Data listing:
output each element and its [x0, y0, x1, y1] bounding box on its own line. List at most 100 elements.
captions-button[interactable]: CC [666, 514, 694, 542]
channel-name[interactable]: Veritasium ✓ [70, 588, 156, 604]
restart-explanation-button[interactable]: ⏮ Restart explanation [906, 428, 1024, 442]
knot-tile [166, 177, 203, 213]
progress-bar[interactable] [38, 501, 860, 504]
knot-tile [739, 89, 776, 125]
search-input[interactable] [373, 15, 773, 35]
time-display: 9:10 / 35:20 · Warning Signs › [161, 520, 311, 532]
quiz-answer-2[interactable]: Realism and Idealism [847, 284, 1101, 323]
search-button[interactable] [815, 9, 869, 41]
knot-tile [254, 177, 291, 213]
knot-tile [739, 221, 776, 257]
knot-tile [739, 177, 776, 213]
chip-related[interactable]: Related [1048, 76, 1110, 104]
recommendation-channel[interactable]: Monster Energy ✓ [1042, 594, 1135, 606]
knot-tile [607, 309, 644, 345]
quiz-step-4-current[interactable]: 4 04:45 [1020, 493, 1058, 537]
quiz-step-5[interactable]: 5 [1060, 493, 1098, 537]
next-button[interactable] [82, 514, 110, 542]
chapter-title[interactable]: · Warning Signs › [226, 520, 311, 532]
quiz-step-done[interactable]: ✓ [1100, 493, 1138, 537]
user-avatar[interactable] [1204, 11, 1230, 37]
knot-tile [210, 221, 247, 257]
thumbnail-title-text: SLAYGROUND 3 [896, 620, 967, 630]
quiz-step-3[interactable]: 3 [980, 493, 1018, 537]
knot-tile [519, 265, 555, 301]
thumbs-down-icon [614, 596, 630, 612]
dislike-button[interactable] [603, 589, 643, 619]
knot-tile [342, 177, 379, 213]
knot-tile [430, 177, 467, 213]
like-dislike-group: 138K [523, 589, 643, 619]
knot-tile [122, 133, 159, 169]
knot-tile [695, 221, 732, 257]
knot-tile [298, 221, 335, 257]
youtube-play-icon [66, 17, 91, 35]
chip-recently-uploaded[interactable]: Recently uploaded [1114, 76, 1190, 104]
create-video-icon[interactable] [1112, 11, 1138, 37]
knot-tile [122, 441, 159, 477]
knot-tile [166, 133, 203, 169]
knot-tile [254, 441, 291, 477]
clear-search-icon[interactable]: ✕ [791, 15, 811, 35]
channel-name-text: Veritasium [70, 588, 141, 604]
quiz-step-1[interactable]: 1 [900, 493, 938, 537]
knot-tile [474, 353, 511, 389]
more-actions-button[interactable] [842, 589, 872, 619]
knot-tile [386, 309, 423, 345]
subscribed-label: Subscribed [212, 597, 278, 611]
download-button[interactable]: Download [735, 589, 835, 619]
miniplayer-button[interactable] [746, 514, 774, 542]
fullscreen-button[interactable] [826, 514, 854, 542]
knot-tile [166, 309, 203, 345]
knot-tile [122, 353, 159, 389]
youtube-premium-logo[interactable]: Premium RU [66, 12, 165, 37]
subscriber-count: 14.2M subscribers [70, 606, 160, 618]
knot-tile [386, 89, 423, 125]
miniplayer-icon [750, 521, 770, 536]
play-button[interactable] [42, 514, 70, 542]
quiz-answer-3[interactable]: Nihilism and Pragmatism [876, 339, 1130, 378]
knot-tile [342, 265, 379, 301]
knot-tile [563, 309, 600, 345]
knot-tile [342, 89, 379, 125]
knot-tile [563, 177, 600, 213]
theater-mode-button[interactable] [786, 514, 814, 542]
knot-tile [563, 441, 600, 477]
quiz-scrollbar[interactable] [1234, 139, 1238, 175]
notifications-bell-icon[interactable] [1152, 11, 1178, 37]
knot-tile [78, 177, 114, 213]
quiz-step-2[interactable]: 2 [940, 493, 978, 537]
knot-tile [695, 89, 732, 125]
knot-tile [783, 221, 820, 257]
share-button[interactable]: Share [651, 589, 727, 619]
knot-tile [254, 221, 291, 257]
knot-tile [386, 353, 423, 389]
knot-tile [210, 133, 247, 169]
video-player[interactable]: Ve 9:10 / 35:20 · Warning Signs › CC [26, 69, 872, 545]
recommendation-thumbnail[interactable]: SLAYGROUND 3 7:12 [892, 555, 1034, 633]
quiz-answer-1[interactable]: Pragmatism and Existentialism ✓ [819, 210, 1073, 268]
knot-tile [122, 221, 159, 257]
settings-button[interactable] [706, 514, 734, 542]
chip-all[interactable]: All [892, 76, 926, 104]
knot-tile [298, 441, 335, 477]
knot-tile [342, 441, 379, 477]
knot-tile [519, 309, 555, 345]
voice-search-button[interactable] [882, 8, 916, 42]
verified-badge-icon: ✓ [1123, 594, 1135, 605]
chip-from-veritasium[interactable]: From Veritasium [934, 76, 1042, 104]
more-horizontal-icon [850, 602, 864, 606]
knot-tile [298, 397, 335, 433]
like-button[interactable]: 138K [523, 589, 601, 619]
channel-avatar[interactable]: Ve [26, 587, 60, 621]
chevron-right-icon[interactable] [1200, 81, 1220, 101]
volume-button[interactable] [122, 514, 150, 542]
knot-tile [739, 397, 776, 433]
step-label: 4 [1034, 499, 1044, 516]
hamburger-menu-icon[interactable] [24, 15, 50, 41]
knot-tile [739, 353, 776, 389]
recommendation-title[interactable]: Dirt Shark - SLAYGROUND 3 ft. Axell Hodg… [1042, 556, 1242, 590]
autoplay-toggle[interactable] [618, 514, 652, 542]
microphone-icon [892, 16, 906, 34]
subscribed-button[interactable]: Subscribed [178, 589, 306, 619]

* _EXERCISE GOAL_: How many lines in the entries contain the string "miniplayer", with case taken into account? Reply with the number alone.

* _TASK RESPONSE_: 2